Goal —
Gather all lines with the word "this" in them.

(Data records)
....

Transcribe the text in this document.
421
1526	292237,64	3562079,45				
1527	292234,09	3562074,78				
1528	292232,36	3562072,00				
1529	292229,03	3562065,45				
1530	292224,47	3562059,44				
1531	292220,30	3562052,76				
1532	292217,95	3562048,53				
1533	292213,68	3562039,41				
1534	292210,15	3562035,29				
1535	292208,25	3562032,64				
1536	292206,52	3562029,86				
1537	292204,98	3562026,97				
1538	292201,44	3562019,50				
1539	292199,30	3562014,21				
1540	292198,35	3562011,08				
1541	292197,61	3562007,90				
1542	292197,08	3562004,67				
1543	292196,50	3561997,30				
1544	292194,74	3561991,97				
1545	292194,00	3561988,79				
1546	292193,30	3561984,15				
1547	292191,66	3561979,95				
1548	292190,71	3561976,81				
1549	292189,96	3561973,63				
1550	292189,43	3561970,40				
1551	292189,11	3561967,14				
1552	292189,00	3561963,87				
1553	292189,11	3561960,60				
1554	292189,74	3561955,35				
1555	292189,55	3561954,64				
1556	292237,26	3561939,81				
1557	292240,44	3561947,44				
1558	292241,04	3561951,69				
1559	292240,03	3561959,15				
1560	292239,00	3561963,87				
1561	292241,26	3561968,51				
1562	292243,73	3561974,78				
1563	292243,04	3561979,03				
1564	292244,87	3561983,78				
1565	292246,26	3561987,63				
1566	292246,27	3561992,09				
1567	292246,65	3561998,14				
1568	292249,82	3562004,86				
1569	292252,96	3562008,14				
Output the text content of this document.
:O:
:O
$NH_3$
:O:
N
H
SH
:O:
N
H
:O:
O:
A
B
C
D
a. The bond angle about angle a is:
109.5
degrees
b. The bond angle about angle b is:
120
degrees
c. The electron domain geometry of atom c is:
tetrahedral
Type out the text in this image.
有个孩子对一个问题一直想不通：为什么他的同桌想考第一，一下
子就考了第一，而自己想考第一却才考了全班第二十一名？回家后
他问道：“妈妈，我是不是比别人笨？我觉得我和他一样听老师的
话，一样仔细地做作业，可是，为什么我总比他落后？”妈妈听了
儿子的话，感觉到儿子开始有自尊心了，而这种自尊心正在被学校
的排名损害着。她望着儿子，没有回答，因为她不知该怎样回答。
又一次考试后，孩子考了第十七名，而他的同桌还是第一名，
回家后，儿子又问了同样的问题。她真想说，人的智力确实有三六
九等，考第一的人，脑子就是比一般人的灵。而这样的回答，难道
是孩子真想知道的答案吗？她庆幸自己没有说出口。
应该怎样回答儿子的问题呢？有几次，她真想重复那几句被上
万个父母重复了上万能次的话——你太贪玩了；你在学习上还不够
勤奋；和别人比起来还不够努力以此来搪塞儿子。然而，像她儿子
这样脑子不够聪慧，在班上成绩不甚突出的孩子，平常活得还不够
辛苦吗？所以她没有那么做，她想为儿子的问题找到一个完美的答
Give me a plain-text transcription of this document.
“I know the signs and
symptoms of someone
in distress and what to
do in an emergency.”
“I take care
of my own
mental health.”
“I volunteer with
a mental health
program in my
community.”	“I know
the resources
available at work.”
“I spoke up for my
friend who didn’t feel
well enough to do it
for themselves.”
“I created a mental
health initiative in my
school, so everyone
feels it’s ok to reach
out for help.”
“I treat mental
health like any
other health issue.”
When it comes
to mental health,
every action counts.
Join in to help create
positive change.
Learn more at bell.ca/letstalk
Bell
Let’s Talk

....

Exercise output —
Transcribe the text in this document.
Output the text content of this document.
Type out the text in this image.
Give me a plain-text transcription of this document.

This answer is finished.